_Supplied material:_
-- Opening Marker --

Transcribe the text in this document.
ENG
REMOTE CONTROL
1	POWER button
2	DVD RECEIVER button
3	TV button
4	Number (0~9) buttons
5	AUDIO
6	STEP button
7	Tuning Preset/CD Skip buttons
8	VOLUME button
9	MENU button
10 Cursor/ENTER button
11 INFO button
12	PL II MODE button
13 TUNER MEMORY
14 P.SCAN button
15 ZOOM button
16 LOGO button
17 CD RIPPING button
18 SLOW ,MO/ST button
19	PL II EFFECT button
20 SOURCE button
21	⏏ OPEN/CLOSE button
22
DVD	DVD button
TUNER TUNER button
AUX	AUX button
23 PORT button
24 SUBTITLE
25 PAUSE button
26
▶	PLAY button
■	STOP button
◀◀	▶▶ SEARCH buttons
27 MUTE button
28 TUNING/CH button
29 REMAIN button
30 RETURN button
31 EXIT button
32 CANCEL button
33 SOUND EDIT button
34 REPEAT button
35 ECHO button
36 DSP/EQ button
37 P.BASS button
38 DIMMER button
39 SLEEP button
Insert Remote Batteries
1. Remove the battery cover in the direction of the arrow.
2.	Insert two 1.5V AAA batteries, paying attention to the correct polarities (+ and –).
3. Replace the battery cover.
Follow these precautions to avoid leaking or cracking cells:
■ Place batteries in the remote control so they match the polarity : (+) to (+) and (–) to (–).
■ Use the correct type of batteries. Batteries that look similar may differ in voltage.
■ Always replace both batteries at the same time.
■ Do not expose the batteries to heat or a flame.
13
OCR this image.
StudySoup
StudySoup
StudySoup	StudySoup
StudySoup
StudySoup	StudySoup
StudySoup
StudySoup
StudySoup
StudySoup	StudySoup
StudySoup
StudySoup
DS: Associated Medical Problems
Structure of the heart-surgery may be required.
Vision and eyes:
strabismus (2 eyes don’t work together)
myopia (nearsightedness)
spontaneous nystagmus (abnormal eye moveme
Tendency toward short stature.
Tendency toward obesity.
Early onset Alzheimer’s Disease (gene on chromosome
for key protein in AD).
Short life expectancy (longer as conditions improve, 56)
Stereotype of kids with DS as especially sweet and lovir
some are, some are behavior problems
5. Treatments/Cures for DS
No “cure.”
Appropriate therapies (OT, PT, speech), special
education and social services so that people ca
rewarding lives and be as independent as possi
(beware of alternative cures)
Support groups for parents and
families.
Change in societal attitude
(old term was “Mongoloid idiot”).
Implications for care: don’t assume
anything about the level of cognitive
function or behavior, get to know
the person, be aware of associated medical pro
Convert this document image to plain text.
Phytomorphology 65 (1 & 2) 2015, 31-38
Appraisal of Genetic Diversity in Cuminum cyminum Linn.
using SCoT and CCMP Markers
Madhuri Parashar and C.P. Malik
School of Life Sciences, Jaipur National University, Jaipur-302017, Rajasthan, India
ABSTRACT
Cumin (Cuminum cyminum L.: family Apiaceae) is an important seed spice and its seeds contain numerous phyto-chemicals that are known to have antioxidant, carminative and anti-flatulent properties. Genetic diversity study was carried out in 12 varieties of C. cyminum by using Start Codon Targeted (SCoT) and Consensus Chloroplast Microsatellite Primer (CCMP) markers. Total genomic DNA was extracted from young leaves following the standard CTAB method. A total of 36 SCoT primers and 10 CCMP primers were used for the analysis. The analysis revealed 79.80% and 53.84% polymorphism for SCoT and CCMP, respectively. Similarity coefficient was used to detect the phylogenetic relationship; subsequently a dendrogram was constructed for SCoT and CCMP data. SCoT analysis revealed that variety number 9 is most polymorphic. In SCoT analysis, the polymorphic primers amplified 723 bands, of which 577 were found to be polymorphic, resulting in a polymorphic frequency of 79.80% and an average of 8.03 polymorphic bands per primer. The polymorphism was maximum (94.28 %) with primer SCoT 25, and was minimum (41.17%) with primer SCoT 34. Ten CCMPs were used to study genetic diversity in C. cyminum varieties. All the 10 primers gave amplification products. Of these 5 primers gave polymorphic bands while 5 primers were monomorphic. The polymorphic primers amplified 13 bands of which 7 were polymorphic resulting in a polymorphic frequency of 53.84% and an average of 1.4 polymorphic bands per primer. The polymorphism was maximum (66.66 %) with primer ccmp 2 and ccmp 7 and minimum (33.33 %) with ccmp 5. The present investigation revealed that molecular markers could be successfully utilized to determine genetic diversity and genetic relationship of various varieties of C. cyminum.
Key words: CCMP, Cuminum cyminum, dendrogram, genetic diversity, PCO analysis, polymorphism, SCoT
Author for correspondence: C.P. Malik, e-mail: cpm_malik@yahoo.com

-- Closing Marker --

_Work to complete:_ The whole listing is to be transcribed exactly.

_Answer for the task:_
Transcribe the text in this document.
ENG
REMOTE CONTROL
1	POWER button
2	DVD RECEIVER button
3	TV button
4	Number (0~9) buttons
5	AUDIO
6	STEP button
7	Tuning Preset/CD Skip buttons
8	VOLUME button
9	MENU button
10 Cursor/ENTER button
11 INFO button
12	PL II MODE button
13 TUNER MEMORY
14 P.SCAN button
15 ZOOM button
16 LOGO button
17 CD RIPPING button
18 SLOW ,MO/ST button
19	PL II EFFECT button
20 SOURCE button
21	⏏ OPEN/CLOSE button
22
DVD	DVD button
TUNER TUNER button
AUX	AUX button
23 PORT button
24 SUBTITLE
25 PAUSE button
26
▶	PLAY button
■	STOP button
◀◀	▶▶ SEARCH buttons
27 MUTE button
28 TUNING/CH button
29 REMAIN button
30 RETURN button
31 EXIT button
32 CANCEL button
33 SOUND EDIT button
34 REPEAT button
35 ECHO button
36 DSP/EQ button
37 P.BASS button
38 DIMMER button
39 SLEEP button
Insert Remote Batteries
1. Remove the battery cover in the direction of the arrow.
2.	Insert two 1.5V AAA batteries, paying attention to the correct polarities (+ and –).
3. Replace the battery cover.
Follow these precautions to avoid leaking or cracking cells:
■ Place batteries in the remote control so they match the polarity : (+) to (+) and (–) to (–).
■ Use the correct type of batteries. Batteries that look similar may differ in voltage.
■ Always replace both batteries at the same time.
■ Do not expose the batteries to heat or a flame.
13
OCR this image.
StudySoup
StudySoup
StudySoup	StudySoup
StudySoup
StudySoup	StudySoup
StudySoup
StudySoup
StudySoup
StudySoup	StudySoup
StudySoup
StudySoup
DS: Associated Medical Problems
Structure of the heart-surgery may be required.
Vision and eyes:
strabismus (2 eyes don’t work together)
myopia (nearsightedness)
spontaneous nystagmus (abnormal eye moveme
Tendency toward short stature.
Tendency toward obesity.
Early onset Alzheimer’s Disease (gene on chromosome
for key protein in AD).
Short life expectancy (longer as conditions improve, 56)
Stereotype of kids with DS as especially sweet and lovir
some are, some are behavior problems
5. Treatments/Cures for DS
No “cure.”
Appropriate therapies (OT, PT, speech), special
education and social services so that people ca
rewarding lives and be as independent as possi
(beware of alternative cures)
Support groups for parents and
families.
Change in societal attitude
(old term was “Mongoloid idiot”).
Implications for care: don’t assume
anything about the level of cognitive
function or behavior, get to know
the person, be aware of associated medical pro
Convert this document image to plain text.
Phytomorphology 65 (1 & 2) 2015, 31-38
Appraisal of Genetic Diversity in Cuminum cyminum Linn.
using SCoT and CCMP Markers
Madhuri Parashar and C.P. Malik
School of Life Sciences, Jaipur National University, Jaipur-302017, Rajasthan, India
ABSTRACT
Cumin (Cuminum cyminum L.: family Apiaceae) is an important seed spice and its seeds contain numerous phyto-chemicals that are known to have antioxidant, carminative and anti-flatulent properties. Genetic diversity study was carried out in 12 varieties of C. cyminum by using Start Codon Targeted (SCoT) and Consensus Chloroplast Microsatellite Primer (CCMP) markers. Total genomic DNA was extracted from young leaves following the standard CTAB method. A total of 36 SCoT primers and 10 CCMP primers were used for the analysis. The analysis revealed 79.80% and 53.84% polymorphism for SCoT and CCMP, respectively. Similarity coefficient was used to detect the phylogenetic relationship; subsequently a dendrogram was constructed for SCoT and CCMP data. SCoT analysis revealed that variety number 9 is most polymorphic. In SCoT analysis, the polymorphic primers amplified 723 bands, of which 577 were found to be polymorphic, resulting in a polymorphic frequency of 79.80% and an average of 8.03 polymorphic bands per primer. The polymorphism was maximum (94.28 %) with primer SCoT 25, and was minimum (41.17%) with primer SCoT 34. Ten CCMPs were used to study genetic diversity in C. cyminum varieties. All the 10 primers gave amplification products. Of these 5 primers gave polymorphic bands while 5 primers were monomorphic. The polymorphic primers amplified 13 bands of which 7 were polymorphic resulting in a polymorphic frequency of 53.84% and an average of 1.4 polymorphic bands per primer. The polymorphism was maximum (66.66 %) with primer ccmp 2 and ccmp 7 and minimum (33.33 %) with ccmp 5. The present investigation revealed that molecular markers could be successfully utilized to determine genetic diversity and genetic relationship of various varieties of C. cyminum.
Key words: CCMP, Cuminum cyminum, dendrogram, genetic diversity, PCO analysis, polymorphism, SCoT
Author for correspondence: C.P. Malik, e-mail: cpm_malik@yahoo.com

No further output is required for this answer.